[Dataset entries]

======

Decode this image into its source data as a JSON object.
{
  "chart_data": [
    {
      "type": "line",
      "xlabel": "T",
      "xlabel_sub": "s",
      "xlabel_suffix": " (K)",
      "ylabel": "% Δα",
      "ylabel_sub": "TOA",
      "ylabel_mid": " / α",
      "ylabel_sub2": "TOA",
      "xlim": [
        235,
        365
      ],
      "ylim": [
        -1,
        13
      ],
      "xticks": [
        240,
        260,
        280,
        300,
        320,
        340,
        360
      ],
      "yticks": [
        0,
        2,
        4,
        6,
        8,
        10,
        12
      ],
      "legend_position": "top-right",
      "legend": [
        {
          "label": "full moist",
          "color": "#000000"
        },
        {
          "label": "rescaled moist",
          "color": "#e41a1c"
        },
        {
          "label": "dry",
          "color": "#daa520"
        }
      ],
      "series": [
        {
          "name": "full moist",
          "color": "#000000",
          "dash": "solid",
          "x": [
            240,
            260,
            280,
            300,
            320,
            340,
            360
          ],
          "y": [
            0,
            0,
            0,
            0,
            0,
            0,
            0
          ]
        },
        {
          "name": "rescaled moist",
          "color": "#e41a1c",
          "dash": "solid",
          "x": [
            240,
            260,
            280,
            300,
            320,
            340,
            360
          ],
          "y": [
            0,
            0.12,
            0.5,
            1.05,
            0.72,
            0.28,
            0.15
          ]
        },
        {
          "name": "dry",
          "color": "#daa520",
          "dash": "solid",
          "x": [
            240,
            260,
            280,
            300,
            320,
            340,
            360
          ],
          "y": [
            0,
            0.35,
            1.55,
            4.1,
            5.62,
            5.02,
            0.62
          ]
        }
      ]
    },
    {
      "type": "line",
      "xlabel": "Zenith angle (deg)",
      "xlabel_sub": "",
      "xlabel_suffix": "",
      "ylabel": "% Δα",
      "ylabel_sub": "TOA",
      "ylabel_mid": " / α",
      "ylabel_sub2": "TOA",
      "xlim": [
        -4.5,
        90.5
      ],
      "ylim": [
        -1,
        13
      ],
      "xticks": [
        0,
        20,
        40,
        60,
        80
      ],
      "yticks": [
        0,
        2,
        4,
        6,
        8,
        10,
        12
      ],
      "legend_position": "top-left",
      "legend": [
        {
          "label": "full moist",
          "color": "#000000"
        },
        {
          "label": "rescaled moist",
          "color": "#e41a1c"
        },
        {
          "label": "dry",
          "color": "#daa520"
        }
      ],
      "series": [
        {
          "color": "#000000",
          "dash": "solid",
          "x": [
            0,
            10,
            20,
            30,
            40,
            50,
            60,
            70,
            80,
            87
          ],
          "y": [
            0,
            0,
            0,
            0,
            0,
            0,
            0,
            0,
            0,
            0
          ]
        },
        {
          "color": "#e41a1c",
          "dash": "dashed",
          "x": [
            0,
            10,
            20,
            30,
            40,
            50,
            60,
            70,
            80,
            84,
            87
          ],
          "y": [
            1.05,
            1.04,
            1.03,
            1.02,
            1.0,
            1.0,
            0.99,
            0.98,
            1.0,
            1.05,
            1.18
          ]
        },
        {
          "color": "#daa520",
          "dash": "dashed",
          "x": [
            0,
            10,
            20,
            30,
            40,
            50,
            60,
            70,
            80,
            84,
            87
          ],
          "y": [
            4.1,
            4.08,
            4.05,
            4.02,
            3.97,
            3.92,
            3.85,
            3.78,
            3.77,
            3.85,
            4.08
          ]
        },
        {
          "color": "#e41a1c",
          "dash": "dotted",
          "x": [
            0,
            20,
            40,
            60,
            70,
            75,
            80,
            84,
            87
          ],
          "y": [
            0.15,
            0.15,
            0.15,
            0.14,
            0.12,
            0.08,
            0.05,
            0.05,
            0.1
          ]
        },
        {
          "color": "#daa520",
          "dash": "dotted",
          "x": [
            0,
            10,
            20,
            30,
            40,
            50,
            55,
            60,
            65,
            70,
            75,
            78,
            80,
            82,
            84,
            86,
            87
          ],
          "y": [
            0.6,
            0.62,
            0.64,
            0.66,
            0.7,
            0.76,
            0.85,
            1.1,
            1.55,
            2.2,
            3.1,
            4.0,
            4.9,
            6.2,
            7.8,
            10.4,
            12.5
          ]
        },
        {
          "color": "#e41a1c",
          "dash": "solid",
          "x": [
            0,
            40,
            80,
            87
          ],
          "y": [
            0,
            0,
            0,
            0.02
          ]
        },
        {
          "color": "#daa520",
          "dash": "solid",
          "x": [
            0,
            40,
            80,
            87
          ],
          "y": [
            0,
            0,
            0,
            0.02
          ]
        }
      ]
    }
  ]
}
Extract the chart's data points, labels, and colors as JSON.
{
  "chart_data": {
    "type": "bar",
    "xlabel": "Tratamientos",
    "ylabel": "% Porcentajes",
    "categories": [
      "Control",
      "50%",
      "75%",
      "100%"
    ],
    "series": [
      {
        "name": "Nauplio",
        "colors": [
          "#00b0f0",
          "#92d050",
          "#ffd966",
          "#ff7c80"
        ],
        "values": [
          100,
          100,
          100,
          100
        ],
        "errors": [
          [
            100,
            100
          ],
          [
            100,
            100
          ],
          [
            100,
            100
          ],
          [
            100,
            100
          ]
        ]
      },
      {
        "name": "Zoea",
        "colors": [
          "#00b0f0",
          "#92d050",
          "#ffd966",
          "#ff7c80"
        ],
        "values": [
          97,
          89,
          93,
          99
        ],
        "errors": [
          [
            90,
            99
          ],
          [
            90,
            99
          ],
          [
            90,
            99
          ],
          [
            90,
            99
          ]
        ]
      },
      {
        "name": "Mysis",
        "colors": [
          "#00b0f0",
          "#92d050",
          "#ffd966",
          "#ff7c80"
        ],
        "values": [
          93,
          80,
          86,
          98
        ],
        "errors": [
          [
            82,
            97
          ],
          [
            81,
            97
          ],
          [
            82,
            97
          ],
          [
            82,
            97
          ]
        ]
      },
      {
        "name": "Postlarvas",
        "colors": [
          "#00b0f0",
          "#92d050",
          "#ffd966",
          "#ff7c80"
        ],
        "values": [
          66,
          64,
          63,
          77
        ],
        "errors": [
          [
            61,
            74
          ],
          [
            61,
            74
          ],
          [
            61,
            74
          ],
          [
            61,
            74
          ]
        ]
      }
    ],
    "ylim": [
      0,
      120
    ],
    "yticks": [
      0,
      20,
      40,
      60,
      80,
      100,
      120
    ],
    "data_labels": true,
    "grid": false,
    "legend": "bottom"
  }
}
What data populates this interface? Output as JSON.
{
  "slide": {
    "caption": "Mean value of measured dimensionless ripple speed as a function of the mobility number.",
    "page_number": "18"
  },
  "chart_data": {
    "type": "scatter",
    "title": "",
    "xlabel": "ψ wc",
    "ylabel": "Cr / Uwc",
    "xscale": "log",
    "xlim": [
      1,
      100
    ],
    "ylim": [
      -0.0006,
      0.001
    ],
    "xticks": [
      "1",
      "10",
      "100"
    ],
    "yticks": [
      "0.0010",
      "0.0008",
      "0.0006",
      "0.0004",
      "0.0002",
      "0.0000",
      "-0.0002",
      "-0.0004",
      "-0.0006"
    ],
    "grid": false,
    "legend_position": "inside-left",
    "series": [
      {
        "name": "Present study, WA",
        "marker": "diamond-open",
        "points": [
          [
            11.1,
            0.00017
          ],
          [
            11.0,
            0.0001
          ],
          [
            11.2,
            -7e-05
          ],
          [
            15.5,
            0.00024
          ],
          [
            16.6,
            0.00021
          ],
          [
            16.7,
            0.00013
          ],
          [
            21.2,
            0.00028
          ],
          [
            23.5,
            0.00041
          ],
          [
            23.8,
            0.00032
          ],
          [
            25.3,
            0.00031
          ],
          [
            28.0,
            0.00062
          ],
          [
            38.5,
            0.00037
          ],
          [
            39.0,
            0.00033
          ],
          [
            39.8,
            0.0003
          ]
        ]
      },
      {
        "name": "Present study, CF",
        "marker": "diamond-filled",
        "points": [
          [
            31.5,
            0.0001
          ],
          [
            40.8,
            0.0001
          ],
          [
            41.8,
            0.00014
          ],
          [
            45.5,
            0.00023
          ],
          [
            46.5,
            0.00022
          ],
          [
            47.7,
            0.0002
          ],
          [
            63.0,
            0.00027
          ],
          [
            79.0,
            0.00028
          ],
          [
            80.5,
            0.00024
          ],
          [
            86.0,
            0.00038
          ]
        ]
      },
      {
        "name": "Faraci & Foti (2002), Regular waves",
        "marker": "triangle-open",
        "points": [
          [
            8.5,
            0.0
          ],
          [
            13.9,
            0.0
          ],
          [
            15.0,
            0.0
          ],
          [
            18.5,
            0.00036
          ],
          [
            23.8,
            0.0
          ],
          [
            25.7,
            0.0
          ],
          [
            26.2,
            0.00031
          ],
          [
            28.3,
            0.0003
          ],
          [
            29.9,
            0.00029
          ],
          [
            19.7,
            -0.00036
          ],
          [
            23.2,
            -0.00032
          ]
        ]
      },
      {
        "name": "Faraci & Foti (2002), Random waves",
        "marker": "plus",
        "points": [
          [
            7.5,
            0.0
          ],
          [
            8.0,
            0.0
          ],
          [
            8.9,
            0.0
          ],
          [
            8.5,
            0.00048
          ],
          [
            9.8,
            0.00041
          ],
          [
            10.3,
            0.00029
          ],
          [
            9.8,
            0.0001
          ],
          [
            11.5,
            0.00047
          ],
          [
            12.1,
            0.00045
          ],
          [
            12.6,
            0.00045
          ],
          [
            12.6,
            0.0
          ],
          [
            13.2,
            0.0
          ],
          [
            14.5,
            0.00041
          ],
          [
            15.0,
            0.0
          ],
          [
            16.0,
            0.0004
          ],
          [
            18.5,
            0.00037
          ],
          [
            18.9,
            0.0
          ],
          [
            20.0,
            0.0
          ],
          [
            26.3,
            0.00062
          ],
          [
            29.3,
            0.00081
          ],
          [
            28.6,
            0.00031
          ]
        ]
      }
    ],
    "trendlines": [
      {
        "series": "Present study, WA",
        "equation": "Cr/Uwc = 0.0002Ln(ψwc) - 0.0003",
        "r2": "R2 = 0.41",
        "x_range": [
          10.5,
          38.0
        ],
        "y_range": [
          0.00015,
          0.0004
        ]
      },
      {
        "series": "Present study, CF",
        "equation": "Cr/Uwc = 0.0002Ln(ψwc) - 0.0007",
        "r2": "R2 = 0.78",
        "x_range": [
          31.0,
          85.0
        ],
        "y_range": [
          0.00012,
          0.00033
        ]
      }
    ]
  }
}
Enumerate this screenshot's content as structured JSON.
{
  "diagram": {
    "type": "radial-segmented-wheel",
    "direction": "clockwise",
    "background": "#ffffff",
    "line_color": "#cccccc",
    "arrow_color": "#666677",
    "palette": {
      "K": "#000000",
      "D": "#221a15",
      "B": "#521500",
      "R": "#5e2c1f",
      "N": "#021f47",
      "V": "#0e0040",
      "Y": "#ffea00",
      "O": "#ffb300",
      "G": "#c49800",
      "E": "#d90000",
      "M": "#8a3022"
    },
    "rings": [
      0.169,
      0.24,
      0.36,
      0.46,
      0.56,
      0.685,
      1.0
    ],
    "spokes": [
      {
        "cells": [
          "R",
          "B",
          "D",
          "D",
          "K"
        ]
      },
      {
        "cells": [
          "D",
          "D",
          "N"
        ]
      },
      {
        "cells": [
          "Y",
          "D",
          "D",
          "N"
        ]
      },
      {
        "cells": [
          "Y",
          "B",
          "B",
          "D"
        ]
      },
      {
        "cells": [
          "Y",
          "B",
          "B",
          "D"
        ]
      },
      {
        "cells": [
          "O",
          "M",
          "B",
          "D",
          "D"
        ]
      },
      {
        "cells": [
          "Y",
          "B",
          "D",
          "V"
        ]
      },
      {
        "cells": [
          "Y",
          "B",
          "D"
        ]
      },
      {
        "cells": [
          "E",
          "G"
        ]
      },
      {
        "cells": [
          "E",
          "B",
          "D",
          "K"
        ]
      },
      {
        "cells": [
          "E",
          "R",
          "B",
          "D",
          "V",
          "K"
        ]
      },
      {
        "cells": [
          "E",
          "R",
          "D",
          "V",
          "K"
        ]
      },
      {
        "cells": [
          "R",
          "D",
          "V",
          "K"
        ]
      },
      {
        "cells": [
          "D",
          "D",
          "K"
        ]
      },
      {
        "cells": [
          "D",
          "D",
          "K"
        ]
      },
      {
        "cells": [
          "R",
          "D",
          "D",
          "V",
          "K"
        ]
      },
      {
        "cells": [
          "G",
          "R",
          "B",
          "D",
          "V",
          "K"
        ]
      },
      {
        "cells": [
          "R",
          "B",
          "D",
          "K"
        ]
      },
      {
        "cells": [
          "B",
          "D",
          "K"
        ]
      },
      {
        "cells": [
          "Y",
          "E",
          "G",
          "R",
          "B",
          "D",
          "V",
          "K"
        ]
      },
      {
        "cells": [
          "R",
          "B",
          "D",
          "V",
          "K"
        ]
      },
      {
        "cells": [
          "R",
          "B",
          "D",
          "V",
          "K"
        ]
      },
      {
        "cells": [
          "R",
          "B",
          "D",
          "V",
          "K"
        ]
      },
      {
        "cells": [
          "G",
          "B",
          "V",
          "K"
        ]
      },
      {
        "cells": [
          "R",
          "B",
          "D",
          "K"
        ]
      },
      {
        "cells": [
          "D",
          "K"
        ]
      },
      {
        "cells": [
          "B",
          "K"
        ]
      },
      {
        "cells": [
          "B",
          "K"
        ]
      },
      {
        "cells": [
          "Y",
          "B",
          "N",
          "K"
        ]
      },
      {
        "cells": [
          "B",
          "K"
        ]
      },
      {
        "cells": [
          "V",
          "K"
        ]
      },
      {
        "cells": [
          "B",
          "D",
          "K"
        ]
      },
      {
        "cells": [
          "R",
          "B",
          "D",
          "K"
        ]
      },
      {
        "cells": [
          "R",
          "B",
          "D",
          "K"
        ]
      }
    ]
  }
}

======

Task details: Copy each line holding the word "waves" from the listing above.

Result of the task:
        "name": "Faraci & Foti (2002), Regular waves",
        "name": "Faraci & Foti (2002), Random waves",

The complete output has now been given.